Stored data

--- --- ---

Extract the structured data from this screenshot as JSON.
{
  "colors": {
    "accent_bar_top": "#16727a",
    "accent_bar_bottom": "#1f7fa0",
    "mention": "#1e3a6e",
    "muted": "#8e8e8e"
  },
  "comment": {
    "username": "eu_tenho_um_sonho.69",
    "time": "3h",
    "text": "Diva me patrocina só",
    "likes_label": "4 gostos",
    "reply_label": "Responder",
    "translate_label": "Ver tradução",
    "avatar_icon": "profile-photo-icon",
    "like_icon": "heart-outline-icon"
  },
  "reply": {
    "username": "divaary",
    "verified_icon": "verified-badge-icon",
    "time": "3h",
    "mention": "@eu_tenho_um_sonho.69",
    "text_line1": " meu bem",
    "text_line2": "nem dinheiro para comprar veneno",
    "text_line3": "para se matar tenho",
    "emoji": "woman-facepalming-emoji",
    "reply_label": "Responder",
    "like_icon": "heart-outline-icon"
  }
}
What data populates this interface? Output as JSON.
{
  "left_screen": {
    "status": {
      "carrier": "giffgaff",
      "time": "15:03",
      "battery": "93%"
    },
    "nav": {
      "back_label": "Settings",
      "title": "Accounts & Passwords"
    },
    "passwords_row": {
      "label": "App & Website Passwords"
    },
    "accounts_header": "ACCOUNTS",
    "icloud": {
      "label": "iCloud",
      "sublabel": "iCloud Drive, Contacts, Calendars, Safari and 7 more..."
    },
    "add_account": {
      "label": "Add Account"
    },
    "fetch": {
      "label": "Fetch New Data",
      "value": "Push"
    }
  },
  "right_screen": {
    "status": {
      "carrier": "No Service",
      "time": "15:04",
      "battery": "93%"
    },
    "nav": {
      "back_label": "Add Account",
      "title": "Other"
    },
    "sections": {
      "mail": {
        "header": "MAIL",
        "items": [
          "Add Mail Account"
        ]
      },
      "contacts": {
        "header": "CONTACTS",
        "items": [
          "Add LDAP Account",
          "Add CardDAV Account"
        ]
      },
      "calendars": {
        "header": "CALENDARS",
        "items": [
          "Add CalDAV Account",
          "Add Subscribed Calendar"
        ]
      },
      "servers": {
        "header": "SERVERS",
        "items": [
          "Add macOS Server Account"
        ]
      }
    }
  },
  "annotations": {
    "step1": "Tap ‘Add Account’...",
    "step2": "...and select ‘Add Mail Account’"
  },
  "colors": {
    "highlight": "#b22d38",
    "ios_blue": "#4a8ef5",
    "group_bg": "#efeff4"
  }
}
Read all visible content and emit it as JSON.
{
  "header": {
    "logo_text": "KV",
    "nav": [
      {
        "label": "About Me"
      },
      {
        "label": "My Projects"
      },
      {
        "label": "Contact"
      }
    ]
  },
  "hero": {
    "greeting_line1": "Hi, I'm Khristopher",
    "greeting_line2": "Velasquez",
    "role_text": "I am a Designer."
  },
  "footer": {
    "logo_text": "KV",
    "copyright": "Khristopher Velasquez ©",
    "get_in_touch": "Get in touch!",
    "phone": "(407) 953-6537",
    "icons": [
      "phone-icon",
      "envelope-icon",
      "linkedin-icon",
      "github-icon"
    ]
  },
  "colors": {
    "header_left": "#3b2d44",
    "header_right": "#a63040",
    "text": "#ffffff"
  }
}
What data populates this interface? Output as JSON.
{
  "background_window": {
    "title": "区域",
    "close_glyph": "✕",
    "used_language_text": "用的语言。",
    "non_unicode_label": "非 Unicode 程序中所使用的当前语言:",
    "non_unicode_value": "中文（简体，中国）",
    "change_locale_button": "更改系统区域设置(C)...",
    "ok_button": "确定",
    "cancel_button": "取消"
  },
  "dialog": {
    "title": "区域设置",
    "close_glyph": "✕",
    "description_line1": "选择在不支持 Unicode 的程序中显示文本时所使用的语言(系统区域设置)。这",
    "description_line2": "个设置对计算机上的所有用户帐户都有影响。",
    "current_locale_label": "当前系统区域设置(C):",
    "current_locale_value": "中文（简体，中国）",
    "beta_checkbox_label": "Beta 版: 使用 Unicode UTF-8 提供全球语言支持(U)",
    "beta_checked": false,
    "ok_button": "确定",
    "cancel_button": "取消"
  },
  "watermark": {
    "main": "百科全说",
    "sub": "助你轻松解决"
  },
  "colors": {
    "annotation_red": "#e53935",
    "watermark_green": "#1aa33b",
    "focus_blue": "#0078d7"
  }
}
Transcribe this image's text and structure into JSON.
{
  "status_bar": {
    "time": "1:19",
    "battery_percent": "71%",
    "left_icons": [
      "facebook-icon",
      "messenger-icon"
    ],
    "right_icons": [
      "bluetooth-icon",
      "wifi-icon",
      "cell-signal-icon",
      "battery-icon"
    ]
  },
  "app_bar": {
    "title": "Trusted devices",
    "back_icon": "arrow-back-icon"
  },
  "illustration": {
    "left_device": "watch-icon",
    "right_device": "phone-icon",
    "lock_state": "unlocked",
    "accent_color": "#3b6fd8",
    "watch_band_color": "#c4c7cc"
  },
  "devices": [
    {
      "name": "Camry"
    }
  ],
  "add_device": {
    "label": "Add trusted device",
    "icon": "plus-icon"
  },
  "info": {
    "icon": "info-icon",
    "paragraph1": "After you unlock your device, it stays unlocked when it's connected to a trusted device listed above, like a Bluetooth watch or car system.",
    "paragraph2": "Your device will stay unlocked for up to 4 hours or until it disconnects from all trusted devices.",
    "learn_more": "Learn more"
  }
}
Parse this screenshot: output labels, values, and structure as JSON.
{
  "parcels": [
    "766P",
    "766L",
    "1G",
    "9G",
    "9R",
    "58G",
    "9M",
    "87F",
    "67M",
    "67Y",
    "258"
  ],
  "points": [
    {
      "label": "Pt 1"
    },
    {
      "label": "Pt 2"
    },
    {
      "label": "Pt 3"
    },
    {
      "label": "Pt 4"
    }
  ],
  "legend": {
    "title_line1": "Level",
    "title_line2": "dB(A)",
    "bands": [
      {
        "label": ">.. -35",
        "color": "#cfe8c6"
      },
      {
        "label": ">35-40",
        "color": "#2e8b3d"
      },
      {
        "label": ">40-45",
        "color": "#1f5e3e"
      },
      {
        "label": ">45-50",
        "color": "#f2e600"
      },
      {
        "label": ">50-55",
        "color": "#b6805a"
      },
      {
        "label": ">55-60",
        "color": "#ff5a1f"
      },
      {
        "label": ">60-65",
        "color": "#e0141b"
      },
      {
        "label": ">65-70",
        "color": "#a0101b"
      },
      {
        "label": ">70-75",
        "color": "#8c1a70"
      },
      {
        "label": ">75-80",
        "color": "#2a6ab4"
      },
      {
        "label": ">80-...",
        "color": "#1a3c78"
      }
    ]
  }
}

--- --- ---

_WRITTEN TASK:_ What is needed here is an exact reproduction of all the entries.

_EXPECTED ANSWER:_
Extract the structured data from this screenshot as JSON.
{
  "colors": {
    "accent_bar_top": "#16727a",
    "accent_bar_bottom": "#1f7fa0",
    "mention": "#1e3a6e",
    "muted": "#8e8e8e"
  },
  "comment": {
    "username": "eu_tenho_um_sonho.69",
    "time": "3h",
    "text": "Diva me patrocina só",
    "likes_label": "4 gostos",
    "reply_label": "Responder",
    "translate_label": "Ver tradução",
    "avatar_icon": "profile-photo-icon",
    "like_icon": "heart-outline-icon"
  },
  "reply": {
    "username": "divaary",
    "verified_icon": "verified-badge-icon",
    "time": "3h",
    "mention": "@eu_tenho_um_sonho.69",
    "text_line1": " meu bem",
    "text_line2": "nem dinheiro para comprar veneno",
    "text_line3": "para se matar tenho",
    "emoji": "woman-facepalming-emoji",
    "reply_label": "Responder",
    "like_icon": "heart-outline-icon"
  }
}
What data populates this interface? Output as JSON.
{
  "left_screen": {
    "status": {
      "carrier": "giffgaff",
      "time": "15:03",
      "battery": "93%"
    },
    "nav": {
      "back_label": "Settings",
      "title": "Accounts & Passwords"
    },
    "passwords_row": {
      "label": "App & Website Passwords"
    },
    "accounts_header": "ACCOUNTS",
    "icloud": {
      "label": "iCloud",
      "sublabel": "iCloud Drive, Contacts, Calendars, Safari and 7 more..."
    },
    "add_account": {
      "label": "Add Account"
    },
    "fetch": {
      "label": "Fetch New Data",
      "value": "Push"
    }
  },
  "right_screen": {
    "status": {
      "carrier": "No Service",
      "time": "15:04",
      "battery": "93%"
    },
    "nav": {
      "back_label": "Add Account",
      "title": "Other"
    },
    "sections": {
      "mail": {
        "header": "MAIL",
        "items": [
          "Add Mail Account"
        ]
      },
      "contacts": {
        "header": "CONTACTS",
        "items": [
          "Add LDAP Account",
          "Add CardDAV Account"
        ]
      },
      "calendars": {
        "header": "CALENDARS",
        "items": [
          "Add CalDAV Account",
          "Add Subscribed Calendar"
        ]
      },
      "servers": {
        "header": "SERVERS",
        "items": [
          "Add macOS Server Account"
        ]
      }
    }
  },
  "annotations": {
    "step1": "Tap ‘Add Account’...",
    "step2": "...and select ‘Add Mail Account’"
  },
  "colors": {
    "highlight": "#b22d38",
    "ios_blue": "#4a8ef5",
    "group_bg": "#efeff4"
  }
}
Read all visible content and emit it as JSON.
{
  "header": {
    "logo_text": "KV",
    "nav": [
      {
        "label": "About Me"
      },
      {
        "label": "My Projects"
      },
      {
        "label": "Contact"
      }
    ]
  },
  "hero": {
    "greeting_line1": "Hi, I'm Khristopher",
    "greeting_line2": "Velasquez",
    "role_text": "I am a Designer."
  },
  "footer": {
    "logo_text": "KV",
    "copyright": "Khristopher Velasquez ©",
    "get_in_touch": "Get in touch!",
    "phone": "(407) 953-6537",
    "icons": [
      "phone-icon",
      "envelope-icon",
      "linkedin-icon",
      "github-icon"
    ]
  },
  "colors": {
    "header_left": "#3b2d44",
    "header_right": "#a63040",
    "text": "#ffffff"
  }
}
What data populates this interface? Output as JSON.
{
  "background_window": {
    "title": "区域",
    "close_glyph": "✕",
    "used_language_text": "用的语言。",
    "non_unicode_label": "非 Unicode 程序中所使用的当前语言:",
    "non_unicode_value": "中文（简体，中国）",
    "change_locale_button": "更改系统区域设置(C)...",
    "ok_button": "确定",
    "cancel_button": "取消"
  },
  "dialog": {
    "title": "区域设置",
    "close_glyph": "✕",
    "description_line1": "选择在不支持 Unicode 的程序中显示文本时所使用的语言(系统区域设置)。这",
    "description_line2": "个设置对计算机上的所有用户帐户都有影响。",
    "current_locale_label": "当前系统区域设置(C):",
    "current_locale_value": "中文（简体，中国）",
    "beta_checkbox_label": "Beta 版: 使用 Unicode UTF-8 提供全球语言支持(U)",
    "beta_checked": false,
    "ok_button": "确定",
    "cancel_button": "取消"
  },
  "watermark": {
    "main": "百科全说",
    "sub": "助你轻松解决"
  },
  "colors": {
    "annotation_red": "#e53935",
    "watermark_green": "#1aa33b",
    "focus_blue": "#0078d7"
  }
}
Transcribe this image's text and structure into JSON.
{
  "status_bar": {
    "time": "1:19",
    "battery_percent": "71%",
    "left_icons": [
      "facebook-icon",
      "messenger-icon"
    ],
    "right_icons": [
      "bluetooth-icon",
      "wifi-icon",
      "cell-signal-icon",
      "battery-icon"
    ]
  },
  "app_bar": {
    "title": "Trusted devices",
    "back_icon": "arrow-back-icon"
  },
  "illustration": {
    "left_device": "watch-icon",
    "right_device": "phone-icon",
    "lock_state": "unlocked",
    "accent_color": "#3b6fd8",
    "watch_band_color": "#c4c7cc"
  },
  "devices": [
    {
      "name": "Camry"
    }
  ],
  "add_device": {
    "label": "Add trusted device",
    "icon": "plus-icon"
  },
  "info": {
    "icon": "info-icon",
    "paragraph1": "After you unlock your device, it stays unlocked when it's connected to a trusted device listed above, like a Bluetooth watch or car system.",
    "paragraph2": "Your device will stay unlocked for up to 4 hours or until it disconnects from all trusted devices.",
    "learn_more": "Learn more"
  }
}
Parse this screenshot: output labels, values, and structure as JSON.
{
  "parcels": [
    "766P",
    "766L",
    "1G",
    "9G",
    "9R",
    "58G",
    "9M",
    "87F",
    "67M",
    "67Y",
    "258"
  ],
  "points": [
    {
      "label": "Pt 1"
    },
    {
      "label": "Pt 2"
    },
    {
      "label": "Pt 3"
    },
    {
      "label": "Pt 4"
    }
  ],
  "legend": {
    "title_line1": "Level",
    "title_line2": "dB(A)",
    "bands": [
      {
        "label": ">.. -35",
        "color": "#cfe8c6"
      },
      {
        "label": ">35-40",
        "color": "#2e8b3d"
      },
      {
        "label": ">40-45",
        "color": "#1f5e3e"
      },
      {
        "label": ">45-50",
        "color": "#f2e600"
      },
      {
        "label": ">50-55",
        "color": "#b6805a"
      },
      {
        "label": ">55-60",
        "color": "#ff5a1f"
      },
      {
        "label": ">60-65",
        "color": "#e0141b"
      },
      {
        "label": ">65-70",
        "color": "#a0101b"
      },
      {
        "label": ">70-75",
        "color": "#8c1a70"
      },
      {
        "label": ">75-80",
        "color": "#2a6ab4"
      },
      {
        "label": ">80-...",
        "color": "#1a3c78"
      }
    ]
  }
}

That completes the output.